DOCUMENT PASSAGE »
Richard Jones reported some errors in a Rawhide package build: https://lists.fedoraproject.org/archives/list/devel@lists.fedoraproject.org/message/J2R7RFV2BDLRGKJMGRAMH2VX6Z457DKJ/ one of the problems we saw is that systemctl and udevadm commands run early during buildroot population give "error while loading shared libraries: libibverbs.so.1: cannot open shared object file: No such file or directory". I looked into possible causes of this and figured out that it was caused by this change to libpcap: https://src.fedoraproject.org/rpms/libpcap/c/99163ae31cb27dedbbc425ebe051449713ac8ca1?branch=master which causes libpcap.so.1 to be linked against libibverbs.so.1. This is a problem because we now have a dependency loop: * systemd requires libpcap (this is not expressly specified in systemd package deps, but systemctl *is* linked against libpcap.so.1 and if you try to remove libpcap, dnf refuses because systemd would have to be removed too, so the dependency is encoded indirectly somehow) * libpcap requires libibverbs * libibverbs requires rdma-core * rdma-core requires systemd that means dnf cannot order installation of the packages such that all those dependencies are respected. What it will do in such a situation is just come up with some way to cut the knot - it'll just pick an order. Most likely it decides to install systemd and various other things first, then install libibverbs later...but anything that gets installed between systemd and libibverbs which uses `systemctl` or `udevadm` or any other systemd command linked against libpcap fails due to libibverbs.so.1 not being there. We untagged libpcap-1.9.1-4.fc33 from Rawhide for now to resolve this problem, and I confirmed it did solve it (note that the segfaults turned out to be a different bug, https://bugzilla.redhat.com/show_bug.cgi?id=1837809 ). Please don't do another build of libpcap with the rdma support enabled without coming up with some solution for this problem first. Thanks!

SHORT TASK A »
Reproduce the entries from their first line through the line containing "grid-header-phone: 手机号码 xyxy=(655,114,757,136)", with both of those lines included.
The mailing list post and the entries have unrelated sources.

Element position data
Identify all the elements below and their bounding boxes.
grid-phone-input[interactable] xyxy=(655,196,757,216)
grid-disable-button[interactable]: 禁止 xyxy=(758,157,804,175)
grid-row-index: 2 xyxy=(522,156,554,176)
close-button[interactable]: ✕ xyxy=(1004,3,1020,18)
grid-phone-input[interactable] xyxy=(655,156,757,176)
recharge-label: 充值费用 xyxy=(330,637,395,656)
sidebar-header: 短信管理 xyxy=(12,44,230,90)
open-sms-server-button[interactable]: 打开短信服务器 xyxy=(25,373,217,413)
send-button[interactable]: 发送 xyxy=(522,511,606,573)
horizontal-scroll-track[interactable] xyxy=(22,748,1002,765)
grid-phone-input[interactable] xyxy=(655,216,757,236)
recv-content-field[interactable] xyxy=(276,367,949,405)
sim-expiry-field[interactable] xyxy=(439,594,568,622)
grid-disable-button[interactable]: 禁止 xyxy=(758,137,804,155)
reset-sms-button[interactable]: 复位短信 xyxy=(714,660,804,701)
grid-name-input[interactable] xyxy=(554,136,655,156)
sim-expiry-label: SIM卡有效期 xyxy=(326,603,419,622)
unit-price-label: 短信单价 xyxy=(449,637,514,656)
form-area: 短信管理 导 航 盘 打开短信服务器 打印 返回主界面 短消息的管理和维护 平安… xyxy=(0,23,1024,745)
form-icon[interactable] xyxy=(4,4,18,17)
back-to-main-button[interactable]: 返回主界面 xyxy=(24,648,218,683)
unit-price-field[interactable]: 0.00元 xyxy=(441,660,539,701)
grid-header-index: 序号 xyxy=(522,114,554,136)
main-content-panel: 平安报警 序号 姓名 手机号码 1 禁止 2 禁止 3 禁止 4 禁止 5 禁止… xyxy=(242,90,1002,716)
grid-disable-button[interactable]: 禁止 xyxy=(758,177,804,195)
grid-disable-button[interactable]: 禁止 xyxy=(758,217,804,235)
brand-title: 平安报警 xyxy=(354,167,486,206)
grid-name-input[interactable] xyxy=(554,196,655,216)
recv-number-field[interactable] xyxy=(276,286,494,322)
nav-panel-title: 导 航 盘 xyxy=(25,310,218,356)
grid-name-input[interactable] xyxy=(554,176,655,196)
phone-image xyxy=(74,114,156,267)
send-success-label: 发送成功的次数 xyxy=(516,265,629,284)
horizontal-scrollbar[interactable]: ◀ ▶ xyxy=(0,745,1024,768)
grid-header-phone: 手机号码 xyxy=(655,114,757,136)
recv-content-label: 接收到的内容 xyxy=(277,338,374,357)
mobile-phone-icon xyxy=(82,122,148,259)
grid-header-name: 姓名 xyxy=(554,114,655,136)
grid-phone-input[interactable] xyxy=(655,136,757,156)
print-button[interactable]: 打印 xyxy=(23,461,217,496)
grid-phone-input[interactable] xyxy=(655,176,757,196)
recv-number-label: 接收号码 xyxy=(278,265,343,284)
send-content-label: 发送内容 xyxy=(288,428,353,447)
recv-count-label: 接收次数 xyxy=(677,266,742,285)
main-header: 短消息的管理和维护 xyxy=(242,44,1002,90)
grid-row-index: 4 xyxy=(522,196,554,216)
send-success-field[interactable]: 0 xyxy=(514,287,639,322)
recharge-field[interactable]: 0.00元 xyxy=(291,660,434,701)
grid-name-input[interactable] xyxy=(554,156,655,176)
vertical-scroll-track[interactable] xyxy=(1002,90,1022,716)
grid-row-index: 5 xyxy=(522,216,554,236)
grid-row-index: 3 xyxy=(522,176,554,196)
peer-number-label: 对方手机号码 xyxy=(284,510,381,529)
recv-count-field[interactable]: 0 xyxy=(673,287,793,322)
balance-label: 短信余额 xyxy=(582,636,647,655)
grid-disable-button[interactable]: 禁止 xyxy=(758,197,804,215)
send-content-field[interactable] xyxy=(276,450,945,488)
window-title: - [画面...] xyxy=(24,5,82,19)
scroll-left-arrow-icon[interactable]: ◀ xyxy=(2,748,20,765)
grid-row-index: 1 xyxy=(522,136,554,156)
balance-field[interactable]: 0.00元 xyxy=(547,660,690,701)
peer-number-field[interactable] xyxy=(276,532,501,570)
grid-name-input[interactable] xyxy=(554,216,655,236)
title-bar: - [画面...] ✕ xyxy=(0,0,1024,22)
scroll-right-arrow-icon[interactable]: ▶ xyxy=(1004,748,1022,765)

SHORT TASK B »
According to the mailing list post, which libpcap build was untagged from Rawhide?

FULL SOLUTION A »
Identify all the elements below and their bounding boxes.
grid-phone-input[interactable] xyxy=(655,196,757,216)
grid-disable-button[interactable]: 禁止 xyxy=(758,157,804,175)
grid-row-index: 2 xyxy=(522,156,554,176)
close-button[interactable]: ✕ xyxy=(1004,3,1020,18)
grid-phone-input[interactable] xyxy=(655,156,757,176)
recharge-label: 充值费用 xyxy=(330,637,395,656)
sidebar-header: 短信管理 xyxy=(12,44,230,90)
open-sms-server-button[interactable]: 打开短信服务器 xyxy=(25,373,217,413)
send-button[interactable]: 发送 xyxy=(522,511,606,573)
horizontal-scroll-track[interactable] xyxy=(22,748,1002,765)
grid-phone-input[interactable] xyxy=(655,216,757,236)
recv-content-field[interactable] xyxy=(276,367,949,405)
sim-expiry-field[interactable] xyxy=(439,594,568,622)
grid-disable-button[interactable]: 禁止 xyxy=(758,137,804,155)
reset-sms-button[interactable]: 复位短信 xyxy=(714,660,804,701)
grid-name-input[interactable] xyxy=(554,136,655,156)
sim-expiry-label: SIM卡有效期 xyxy=(326,603,419,622)
unit-price-label: 短信单价 xyxy=(449,637,514,656)
form-area: 短信管理 导 航 盘 打开短信服务器 打印 返回主界面 短消息的管理和维护 平安… xyxy=(0,23,1024,745)
form-icon[interactable] xyxy=(4,4,18,17)
back-to-main-button[interactable]: 返回主界面 xyxy=(24,648,218,683)
unit-price-field[interactable]: 0.00元 xyxy=(441,660,539,701)
grid-header-index: 序号 xyxy=(522,114,554,136)
main-content-panel: 平安报警 序号 姓名 手机号码 1 禁止 2 禁止 3 禁止 4 禁止 5 禁止… xyxy=(242,90,1002,716)
grid-disable-button[interactable]: 禁止 xyxy=(758,177,804,195)
grid-disable-button[interactable]: 禁止 xyxy=(758,217,804,235)
brand-title: 平安报警 xyxy=(354,167,486,206)
grid-name-input[interactable] xyxy=(554,196,655,216)
recv-number-field[interactable] xyxy=(276,286,494,322)
nav-panel-title: 导 航 盘 xyxy=(25,310,218,356)
grid-name-input[interactable] xyxy=(554,176,655,196)
phone-image xyxy=(74,114,156,267)
send-success-label: 发送成功的次数 xyxy=(516,265,629,284)
horizontal-scrollbar[interactable]: ◀ ▶ xyxy=(0,745,1024,768)
grid-header-phone: 手机号码 xyxy=(655,114,757,136)

FULL SOLUTION B »
libpcap-1.9.1-4.fc33